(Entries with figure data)
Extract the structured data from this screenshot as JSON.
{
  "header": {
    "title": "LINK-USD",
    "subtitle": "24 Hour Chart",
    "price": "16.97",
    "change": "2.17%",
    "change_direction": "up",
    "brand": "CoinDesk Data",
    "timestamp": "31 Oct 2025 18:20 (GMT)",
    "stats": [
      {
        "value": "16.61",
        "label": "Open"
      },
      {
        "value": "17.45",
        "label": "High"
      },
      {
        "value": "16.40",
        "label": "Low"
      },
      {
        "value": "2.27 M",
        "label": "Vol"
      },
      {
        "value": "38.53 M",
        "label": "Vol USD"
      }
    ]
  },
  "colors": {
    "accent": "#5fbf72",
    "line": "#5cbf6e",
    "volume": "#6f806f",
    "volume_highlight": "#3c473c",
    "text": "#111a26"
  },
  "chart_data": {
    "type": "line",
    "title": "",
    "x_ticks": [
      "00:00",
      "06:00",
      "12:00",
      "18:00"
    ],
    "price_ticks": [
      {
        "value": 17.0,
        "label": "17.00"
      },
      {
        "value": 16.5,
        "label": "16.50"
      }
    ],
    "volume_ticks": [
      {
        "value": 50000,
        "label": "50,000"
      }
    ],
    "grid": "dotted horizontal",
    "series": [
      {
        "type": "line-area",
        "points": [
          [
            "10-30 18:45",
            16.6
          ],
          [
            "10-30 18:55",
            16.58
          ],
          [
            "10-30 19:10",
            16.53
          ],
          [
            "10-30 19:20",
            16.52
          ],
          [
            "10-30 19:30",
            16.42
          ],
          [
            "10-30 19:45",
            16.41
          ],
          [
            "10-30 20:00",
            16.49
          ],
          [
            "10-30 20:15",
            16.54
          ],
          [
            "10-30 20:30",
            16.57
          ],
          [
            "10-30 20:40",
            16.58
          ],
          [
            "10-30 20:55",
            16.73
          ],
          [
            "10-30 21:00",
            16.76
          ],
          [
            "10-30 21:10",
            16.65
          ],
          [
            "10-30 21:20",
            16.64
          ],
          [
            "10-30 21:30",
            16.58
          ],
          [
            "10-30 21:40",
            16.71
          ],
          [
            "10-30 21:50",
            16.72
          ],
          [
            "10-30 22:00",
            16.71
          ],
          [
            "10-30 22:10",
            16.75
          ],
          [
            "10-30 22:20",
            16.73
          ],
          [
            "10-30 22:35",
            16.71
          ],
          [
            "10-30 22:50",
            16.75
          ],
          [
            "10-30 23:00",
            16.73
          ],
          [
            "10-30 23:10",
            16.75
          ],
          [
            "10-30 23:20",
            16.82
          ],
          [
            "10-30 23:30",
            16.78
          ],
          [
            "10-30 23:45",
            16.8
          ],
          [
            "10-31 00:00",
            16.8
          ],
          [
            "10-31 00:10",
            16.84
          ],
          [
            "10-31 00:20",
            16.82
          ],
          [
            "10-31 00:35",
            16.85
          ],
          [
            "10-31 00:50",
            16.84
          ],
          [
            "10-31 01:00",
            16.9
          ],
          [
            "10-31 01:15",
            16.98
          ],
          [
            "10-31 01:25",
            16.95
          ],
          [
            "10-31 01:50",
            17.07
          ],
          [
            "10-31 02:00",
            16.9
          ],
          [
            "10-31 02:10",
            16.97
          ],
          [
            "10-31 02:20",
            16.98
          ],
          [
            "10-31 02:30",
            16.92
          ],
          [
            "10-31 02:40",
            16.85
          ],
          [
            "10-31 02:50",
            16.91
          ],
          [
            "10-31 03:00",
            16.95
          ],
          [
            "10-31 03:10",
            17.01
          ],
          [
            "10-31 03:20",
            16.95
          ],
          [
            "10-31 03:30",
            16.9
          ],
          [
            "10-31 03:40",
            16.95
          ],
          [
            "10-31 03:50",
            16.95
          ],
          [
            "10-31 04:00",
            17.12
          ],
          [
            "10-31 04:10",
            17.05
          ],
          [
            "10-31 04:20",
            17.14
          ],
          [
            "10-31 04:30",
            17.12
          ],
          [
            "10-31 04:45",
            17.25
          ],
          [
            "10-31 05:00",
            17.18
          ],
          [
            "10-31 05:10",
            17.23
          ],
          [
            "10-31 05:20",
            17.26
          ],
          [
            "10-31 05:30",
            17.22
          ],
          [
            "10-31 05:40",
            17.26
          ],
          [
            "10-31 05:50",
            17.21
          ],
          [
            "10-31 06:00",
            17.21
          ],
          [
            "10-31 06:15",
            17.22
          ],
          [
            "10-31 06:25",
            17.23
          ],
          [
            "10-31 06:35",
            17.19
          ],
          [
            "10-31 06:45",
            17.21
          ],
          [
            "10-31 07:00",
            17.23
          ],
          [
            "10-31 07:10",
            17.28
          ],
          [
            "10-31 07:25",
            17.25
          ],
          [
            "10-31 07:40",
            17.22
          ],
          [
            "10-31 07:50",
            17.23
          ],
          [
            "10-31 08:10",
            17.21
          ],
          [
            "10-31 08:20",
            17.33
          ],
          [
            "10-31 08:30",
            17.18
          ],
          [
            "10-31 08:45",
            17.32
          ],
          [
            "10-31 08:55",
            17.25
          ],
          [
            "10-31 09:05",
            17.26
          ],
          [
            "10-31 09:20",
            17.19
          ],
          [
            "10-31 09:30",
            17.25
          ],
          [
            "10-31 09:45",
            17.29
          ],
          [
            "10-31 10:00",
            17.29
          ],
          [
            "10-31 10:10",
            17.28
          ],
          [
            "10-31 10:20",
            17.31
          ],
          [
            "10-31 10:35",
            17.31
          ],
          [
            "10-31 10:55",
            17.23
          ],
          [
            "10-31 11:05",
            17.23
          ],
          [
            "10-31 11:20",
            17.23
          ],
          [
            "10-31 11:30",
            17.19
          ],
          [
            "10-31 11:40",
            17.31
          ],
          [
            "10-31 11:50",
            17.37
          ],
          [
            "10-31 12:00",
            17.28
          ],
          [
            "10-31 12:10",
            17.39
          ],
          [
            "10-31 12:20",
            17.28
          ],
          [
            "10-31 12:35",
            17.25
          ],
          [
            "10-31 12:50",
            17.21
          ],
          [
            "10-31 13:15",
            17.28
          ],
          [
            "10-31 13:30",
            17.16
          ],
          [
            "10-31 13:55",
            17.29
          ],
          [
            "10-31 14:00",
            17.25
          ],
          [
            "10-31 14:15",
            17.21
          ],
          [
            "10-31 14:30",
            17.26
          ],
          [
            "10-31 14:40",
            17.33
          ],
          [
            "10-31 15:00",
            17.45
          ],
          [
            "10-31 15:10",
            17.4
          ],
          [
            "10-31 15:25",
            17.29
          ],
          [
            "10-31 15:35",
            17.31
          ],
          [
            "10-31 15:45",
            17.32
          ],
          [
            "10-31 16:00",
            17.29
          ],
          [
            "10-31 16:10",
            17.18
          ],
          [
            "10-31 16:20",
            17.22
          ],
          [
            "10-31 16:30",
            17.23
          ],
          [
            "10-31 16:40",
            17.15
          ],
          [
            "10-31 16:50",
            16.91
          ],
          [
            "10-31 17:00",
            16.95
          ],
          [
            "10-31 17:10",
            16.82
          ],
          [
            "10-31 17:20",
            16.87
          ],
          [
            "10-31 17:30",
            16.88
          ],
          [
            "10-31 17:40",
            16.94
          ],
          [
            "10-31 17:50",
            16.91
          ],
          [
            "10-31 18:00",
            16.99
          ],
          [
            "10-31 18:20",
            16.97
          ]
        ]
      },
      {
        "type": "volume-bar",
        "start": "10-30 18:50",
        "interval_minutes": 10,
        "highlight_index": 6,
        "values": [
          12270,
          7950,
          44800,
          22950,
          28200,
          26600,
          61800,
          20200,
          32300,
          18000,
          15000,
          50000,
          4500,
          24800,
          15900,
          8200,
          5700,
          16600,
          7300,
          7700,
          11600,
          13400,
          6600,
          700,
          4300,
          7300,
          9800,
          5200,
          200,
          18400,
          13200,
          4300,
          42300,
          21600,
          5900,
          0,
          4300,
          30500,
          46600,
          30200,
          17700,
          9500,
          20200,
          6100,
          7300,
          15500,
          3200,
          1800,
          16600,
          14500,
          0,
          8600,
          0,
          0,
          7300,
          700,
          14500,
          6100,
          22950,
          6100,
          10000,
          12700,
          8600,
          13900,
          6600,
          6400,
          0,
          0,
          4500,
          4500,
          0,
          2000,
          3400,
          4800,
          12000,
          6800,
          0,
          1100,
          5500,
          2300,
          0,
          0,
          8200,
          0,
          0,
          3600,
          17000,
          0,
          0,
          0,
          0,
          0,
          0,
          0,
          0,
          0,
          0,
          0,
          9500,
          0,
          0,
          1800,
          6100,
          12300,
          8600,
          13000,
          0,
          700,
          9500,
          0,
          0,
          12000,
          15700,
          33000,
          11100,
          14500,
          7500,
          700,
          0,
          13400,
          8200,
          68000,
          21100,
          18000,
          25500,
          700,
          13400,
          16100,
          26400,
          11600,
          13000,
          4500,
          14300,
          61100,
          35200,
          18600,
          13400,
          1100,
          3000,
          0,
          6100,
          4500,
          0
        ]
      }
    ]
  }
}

Task goal — Note every line above where the string "type" shows up, and copy those lines.

The solution —
    "type": "line",
        "type": "line-area",
        "type": "volume-bar",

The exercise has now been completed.